# Material for the task
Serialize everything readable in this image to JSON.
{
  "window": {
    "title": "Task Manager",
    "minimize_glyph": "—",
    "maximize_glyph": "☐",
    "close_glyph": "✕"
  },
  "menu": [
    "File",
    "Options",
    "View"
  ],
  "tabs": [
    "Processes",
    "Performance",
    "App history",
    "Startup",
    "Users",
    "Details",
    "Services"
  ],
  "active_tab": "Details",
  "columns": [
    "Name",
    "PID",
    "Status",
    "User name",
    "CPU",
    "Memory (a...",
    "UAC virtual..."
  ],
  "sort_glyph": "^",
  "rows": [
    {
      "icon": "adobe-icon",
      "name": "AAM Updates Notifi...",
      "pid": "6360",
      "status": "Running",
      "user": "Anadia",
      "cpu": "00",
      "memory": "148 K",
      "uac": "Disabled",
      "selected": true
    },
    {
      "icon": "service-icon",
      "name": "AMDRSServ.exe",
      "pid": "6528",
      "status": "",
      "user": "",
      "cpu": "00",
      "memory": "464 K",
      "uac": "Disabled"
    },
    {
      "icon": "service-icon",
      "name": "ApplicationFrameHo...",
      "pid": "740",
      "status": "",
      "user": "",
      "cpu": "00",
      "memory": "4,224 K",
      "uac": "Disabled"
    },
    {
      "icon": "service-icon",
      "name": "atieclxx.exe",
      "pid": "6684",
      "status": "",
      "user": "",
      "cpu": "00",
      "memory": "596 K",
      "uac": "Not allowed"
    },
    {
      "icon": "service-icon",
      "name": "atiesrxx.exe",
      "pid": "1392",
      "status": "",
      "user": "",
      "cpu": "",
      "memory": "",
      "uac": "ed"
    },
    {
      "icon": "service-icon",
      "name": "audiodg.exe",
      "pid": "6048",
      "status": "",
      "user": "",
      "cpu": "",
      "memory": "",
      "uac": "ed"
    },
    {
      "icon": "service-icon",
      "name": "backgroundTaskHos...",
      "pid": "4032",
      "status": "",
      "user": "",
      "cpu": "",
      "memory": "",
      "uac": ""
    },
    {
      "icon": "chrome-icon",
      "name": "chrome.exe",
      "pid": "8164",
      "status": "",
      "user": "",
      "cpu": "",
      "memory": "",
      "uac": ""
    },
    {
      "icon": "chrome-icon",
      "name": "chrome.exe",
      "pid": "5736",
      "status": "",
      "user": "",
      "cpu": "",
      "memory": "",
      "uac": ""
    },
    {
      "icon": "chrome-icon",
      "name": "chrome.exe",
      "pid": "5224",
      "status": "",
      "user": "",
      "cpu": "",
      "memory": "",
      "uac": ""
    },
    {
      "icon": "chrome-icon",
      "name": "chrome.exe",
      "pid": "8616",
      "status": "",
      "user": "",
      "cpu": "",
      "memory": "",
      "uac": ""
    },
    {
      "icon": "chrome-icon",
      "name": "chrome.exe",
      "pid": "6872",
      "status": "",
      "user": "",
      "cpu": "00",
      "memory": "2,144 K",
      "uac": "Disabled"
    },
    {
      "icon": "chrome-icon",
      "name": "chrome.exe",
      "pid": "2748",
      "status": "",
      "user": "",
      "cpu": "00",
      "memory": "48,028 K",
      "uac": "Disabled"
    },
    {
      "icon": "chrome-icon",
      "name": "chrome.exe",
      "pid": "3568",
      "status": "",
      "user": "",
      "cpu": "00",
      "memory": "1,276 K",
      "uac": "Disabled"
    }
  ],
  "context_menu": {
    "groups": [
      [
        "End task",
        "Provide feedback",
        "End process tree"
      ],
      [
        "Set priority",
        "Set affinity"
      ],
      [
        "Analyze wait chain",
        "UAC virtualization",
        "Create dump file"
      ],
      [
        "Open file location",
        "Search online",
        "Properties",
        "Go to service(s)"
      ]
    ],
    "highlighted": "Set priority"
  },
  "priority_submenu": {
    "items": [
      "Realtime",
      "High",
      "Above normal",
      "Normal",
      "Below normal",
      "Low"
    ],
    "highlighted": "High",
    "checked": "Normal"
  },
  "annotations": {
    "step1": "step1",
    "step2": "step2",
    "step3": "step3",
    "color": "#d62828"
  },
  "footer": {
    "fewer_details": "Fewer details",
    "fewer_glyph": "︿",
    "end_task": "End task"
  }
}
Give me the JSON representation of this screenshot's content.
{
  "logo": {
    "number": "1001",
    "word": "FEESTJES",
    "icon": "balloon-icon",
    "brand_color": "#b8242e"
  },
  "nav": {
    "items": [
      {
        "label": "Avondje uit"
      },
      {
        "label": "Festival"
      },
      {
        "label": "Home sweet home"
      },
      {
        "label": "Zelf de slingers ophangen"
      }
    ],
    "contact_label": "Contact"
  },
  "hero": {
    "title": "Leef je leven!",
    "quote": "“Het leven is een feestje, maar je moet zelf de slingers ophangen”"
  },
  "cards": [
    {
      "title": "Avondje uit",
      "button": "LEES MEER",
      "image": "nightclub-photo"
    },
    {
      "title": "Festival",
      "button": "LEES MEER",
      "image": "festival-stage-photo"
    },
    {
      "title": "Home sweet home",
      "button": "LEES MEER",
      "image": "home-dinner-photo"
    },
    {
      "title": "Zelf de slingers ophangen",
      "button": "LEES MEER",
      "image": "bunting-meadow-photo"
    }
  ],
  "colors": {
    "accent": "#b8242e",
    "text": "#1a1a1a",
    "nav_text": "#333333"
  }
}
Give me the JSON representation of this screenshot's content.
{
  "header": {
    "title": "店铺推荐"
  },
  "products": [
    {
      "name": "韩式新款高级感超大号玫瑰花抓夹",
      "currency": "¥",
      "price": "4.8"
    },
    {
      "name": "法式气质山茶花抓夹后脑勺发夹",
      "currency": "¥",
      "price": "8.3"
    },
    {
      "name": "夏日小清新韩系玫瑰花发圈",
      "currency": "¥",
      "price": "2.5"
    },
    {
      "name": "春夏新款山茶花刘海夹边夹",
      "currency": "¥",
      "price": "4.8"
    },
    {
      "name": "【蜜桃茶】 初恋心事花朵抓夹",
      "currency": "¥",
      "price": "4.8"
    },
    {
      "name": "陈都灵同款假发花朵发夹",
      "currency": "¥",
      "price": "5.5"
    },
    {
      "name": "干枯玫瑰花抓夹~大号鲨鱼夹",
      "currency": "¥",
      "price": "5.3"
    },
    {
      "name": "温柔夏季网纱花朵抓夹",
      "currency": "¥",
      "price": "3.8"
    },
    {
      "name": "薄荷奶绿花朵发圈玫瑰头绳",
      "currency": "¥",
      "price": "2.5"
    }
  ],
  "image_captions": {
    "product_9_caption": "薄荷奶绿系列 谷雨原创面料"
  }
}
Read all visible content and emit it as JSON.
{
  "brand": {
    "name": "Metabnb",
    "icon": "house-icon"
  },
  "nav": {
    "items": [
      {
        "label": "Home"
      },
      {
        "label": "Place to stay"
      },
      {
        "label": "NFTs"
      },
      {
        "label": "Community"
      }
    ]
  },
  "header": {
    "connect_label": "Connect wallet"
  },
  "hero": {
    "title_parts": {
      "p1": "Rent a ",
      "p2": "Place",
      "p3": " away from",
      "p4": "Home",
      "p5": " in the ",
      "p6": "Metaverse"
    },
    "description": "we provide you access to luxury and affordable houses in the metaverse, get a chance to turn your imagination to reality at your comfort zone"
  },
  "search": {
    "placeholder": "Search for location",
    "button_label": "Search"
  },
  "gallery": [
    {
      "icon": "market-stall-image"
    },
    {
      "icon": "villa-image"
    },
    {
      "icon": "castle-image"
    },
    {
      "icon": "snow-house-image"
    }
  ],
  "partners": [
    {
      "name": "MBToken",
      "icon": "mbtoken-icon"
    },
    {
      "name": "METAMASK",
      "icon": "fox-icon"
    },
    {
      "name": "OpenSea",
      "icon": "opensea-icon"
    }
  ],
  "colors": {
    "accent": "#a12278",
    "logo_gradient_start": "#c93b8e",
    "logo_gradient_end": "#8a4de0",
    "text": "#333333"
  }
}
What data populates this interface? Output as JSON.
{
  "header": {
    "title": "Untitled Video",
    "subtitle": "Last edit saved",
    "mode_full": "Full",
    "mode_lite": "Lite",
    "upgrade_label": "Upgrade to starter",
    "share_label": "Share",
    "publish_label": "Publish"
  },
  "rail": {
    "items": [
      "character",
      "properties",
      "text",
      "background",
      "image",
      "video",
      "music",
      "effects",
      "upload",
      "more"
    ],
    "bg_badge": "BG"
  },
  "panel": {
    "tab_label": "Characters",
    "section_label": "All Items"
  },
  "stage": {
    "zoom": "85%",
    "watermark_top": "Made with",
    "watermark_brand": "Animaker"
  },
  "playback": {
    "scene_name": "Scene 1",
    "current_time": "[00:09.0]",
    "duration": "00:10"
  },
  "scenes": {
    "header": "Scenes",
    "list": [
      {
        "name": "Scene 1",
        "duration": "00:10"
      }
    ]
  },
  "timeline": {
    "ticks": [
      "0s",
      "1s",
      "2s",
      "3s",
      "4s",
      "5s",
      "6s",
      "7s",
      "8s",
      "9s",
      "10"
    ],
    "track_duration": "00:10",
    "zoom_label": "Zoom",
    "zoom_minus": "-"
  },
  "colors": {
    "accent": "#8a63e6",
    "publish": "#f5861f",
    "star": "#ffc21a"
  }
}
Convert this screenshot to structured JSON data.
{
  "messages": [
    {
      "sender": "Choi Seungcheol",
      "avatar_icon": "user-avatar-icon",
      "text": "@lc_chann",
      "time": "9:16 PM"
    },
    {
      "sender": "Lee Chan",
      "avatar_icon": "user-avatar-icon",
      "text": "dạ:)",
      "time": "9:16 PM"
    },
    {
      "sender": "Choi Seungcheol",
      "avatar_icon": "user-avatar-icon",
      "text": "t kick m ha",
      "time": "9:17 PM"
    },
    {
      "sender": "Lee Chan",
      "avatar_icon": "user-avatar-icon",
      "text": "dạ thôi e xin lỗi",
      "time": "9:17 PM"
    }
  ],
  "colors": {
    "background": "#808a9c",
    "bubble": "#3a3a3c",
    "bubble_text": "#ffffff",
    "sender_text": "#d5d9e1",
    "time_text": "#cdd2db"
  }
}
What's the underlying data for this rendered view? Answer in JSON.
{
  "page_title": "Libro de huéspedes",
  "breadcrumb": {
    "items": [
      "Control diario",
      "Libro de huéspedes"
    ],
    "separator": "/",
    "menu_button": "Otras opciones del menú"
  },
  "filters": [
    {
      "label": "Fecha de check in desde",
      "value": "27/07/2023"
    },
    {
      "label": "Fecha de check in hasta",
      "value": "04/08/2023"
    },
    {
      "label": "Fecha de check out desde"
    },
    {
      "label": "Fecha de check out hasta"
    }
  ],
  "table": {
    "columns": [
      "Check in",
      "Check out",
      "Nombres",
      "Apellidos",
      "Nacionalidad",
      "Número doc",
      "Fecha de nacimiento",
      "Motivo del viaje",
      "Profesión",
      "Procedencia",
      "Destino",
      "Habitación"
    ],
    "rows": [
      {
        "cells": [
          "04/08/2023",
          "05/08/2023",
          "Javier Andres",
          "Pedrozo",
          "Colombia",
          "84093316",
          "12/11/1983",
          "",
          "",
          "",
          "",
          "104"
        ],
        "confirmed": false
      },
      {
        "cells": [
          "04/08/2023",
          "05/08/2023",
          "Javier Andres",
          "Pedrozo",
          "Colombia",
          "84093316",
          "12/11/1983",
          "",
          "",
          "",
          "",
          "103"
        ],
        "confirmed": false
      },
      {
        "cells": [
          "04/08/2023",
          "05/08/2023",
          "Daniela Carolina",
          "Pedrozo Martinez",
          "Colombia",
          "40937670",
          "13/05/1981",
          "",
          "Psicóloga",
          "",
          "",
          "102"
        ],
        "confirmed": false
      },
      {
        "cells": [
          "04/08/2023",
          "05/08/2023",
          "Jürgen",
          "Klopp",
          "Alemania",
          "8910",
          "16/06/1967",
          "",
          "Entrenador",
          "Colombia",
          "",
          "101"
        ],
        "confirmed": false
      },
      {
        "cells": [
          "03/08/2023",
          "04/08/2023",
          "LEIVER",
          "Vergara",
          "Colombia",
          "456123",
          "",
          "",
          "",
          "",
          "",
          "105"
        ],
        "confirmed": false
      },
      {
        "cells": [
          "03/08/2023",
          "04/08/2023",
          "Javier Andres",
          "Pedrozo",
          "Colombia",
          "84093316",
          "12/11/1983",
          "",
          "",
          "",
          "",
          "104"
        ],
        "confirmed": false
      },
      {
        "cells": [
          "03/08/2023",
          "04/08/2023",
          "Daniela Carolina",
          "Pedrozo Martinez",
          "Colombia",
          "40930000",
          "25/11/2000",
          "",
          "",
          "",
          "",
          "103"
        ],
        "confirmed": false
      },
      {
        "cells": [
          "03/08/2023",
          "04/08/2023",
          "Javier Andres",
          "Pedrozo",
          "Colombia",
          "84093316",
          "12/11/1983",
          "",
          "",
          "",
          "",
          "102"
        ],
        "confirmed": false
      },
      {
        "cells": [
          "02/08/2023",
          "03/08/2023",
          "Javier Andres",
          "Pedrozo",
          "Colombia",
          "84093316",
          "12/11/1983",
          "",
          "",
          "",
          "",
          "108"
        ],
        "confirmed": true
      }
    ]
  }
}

# Work required
Show each line holding the word "sweet".

# Task solution
        "label": "Home sweet home"
      "title": "Home sweet home",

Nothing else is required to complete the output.